Exclude the pictures, then repeat the remaining data exactly.
******
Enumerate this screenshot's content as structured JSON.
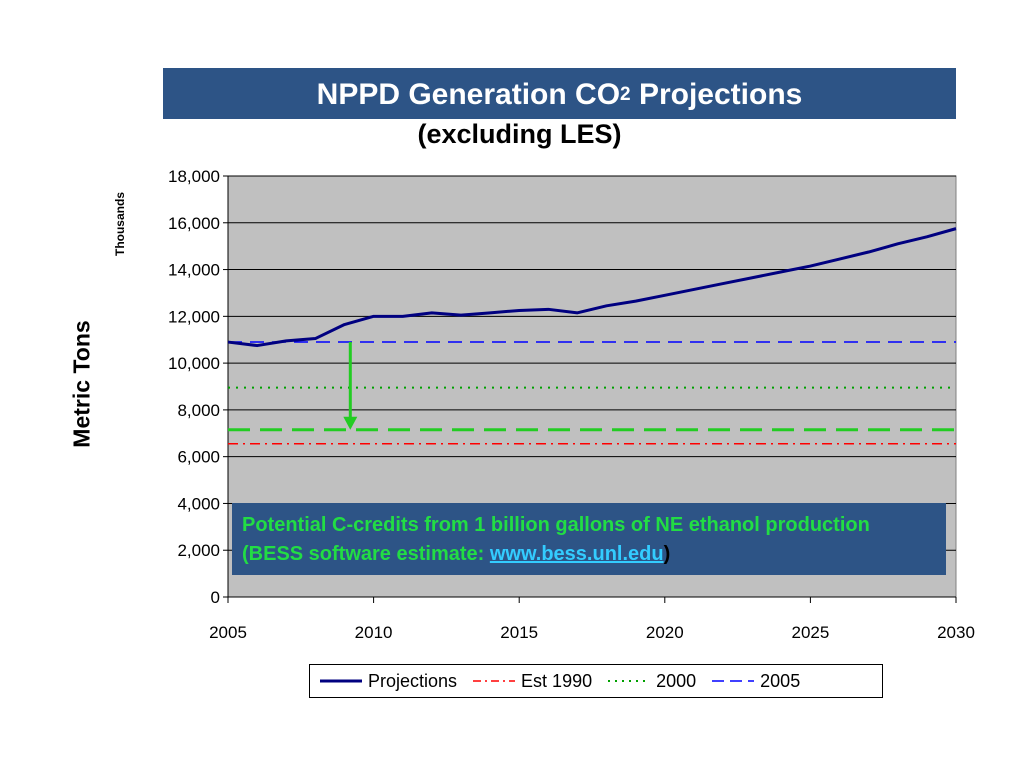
{
  "header": {
    "title_main": "NPPD Generation CO",
    "title_sub": "2",
    "title_tail": " Projections",
    "subtitle": "(excluding LES)"
  },
  "axes": {
    "ylabel": "Metric Tons",
    "yunit": "Thousands"
  },
  "callout": {
    "text": "Potential C-credits from 1 billion gallons of NE ethanol production (BESS software estimate: ",
    "link": "www.bess.unl.edu",
    "close": ")"
  },
  "colors": {
    "plot_bg": "#c0c0c0",
    "banner": "#2d5486",
    "projections": "#000080",
    "est1990": "#ff0000",
    "y2000": "#00a000",
    "y2005": "#0000ff",
    "arrow": "#22cc22"
  },
  "chart_data": {
    "type": "line",
    "title": "NPPD Generation CO2 Projections",
    "subtitle": "(excluding LES)",
    "xlabel": "",
    "ylabel": "Metric Tons",
    "yunit": "Thousands",
    "xlim": [
      2005,
      2030
    ],
    "ylim": [
      0,
      18000
    ],
    "xticks": [
      2005,
      2010,
      2015,
      2020,
      2025,
      2030
    ],
    "yticks": [
      0,
      2000,
      4000,
      6000,
      8000,
      10000,
      12000,
      14000,
      16000,
      18000
    ],
    "ytick_labels": [
      "0",
      "2,000",
      "4,000",
      "6,000",
      "8,000",
      "10,000",
      "12,000",
      "14,000",
      "16,000",
      "18,000"
    ],
    "xtick_labels": [
      "2005",
      "2010",
      "2015",
      "2020",
      "2025",
      "2030"
    ],
    "grid": "horizontal",
    "legend_position": "bottom",
    "series": [
      {
        "name": "Projections",
        "style": "solid",
        "x": [
          2005,
          2006,
          2007,
          2008,
          2009,
          2010,
          2011,
          2012,
          2013,
          2014,
          2015,
          2016,
          2017,
          2018,
          2019,
          2020,
          2021,
          2022,
          2023,
          2024,
          2025,
          2026,
          2027,
          2028,
          2029,
          2030
        ],
        "y": [
          10900,
          10750,
          10950,
          11050,
          11650,
          12000,
          12000,
          12150,
          12050,
          12150,
          12250,
          12300,
          12150,
          12450,
          12650,
          12900,
          13150,
          13400,
          13650,
          13900,
          14150,
          14450,
          14750,
          15100,
          15400,
          15750
        ]
      },
      {
        "name": "Est 1990",
        "style": "dashdot",
        "x": [
          2005,
          2030
        ],
        "y": [
          6550,
          6550
        ]
      },
      {
        "name": "2000",
        "style": "dotted",
        "x": [
          2005,
          2030
        ],
        "y": [
          8950,
          8950
        ]
      },
      {
        "name": "2005",
        "style": "dashed",
        "x": [
          2005,
          2030
        ],
        "y": [
          10900,
          10900
        ]
      }
    ],
    "annotations": [
      {
        "type": "arrow",
        "x": 2009.2,
        "from_y": 10900,
        "to_y": 7150
      },
      {
        "type": "hline",
        "style": "long-dashed",
        "y": 7150
      }
    ]
  }
}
******
### [Task result]
Enumerate this screenshot's content as structured JSON.
{
  "header": {
    "title_main": "NPPD Generation CO",
    "title_sub": "2",
    "title_tail": " Projections",
    "subtitle": "(excluding LES)"
  },
  "axes": {
    "ylabel": "Metric Tons",
    "yunit": "Thousands"
  },
  "callout": {
    "text": "Potential C-credits from 1 billion gallons of NE ethanol production (BESS software estimate: ",
    "link": "www.bess.unl.edu",
    "close": ")"
  },
  "colors": {
    "plot_bg": "#c0c0c0",
    "banner": "#2d5486",
    "projections": "#000080",
    "est1990": "#ff0000",
    "y2000": "#00a000",
    "y2005": "#0000ff",
    "arrow": "#22cc22"
  },
  "chart_data": {
    "type": "line",
    "title": "NPPD Generation CO2 Projections",
    "subtitle": "(excluding LES)",
    "xlabel": "",
    "ylabel": "Metric Tons",
    "yunit": "Thousands",
    "xlim": [
      2005,
      2030
    ],
    "ylim": [
      0,
      18000
    ],
    "xticks": [
      2005,
      2010,
      2015,
      2020,
      2025,
      2030
    ],
    "yticks": [
      0,
      2000,
      4000,
      6000,
      8000,
      10000,
      12000,
      14000,
      16000,
      18000
    ],
    "ytick_labels": [
      "0",
      "2,000",
      "4,000",
      "6,000",
      "8,000",
      "10,000",
      "12,000",
      "14,000",
      "16,000",
      "18,000"
    ],
    "xtick_labels": [
      "2005",
      "2010",
      "2015",
      "2020",
      "2025",
      "2030"
    ],
    "grid": "horizontal",
    "legend_position": "bottom",
    "series": [
      {
        "name": "Projections",
        "style": "solid",
        "x": [
          2005,
          2006,
          2007,
          2008,
          2009,
          2010,
          2011,
          2012,
          2013,
          2014,
          2015,
          2016,
          2017,
          2018,
          2019,
          2020,
          2021,
          2022,
          2023,
          2024,
          2025,
          2026,
          2027,
          2028,
          2029,
          2030
        ],
        "y": [
          10900,
          10750,
          10950,
          11050,
          11650,
          12000,
          12000,
          12150,
          12050,
          12150,
          12250,
          12300,
          12150,
          12450,
          12650,
          12900,
          13150,
          13400,
          13650,
          13900,
          14150,
          14450,
          14750,
          15100,
          15400,
          15750
        ]
      },
      {
        "name": "Est 1990",
        "style": "dashdot",
        "x": [
          2005,
          2030
        ],
        "y": [
          6550,
          6550
        ]
      },
      {
        "name": "2000",
        "style": "dotted",
        "x": [
          2005,
          2030
        ],
        "y": [
          8950,
          8950
        ]
      },
      {
        "name": "2005",
        "style": "dashed",
        "x": [
          2005,
          2030
        ],
        "y": [
          10900,
          10900
        ]
      }
    ],
    "annotations": [
      {
        "type": "arrow",
        "x": 2009.2,
        "from_y": 10900,
        "to_y": 7150
      },
      {
        "type": "hline",
        "style": "long-dashed",
        "y": 7150
      }
    ]
  }
}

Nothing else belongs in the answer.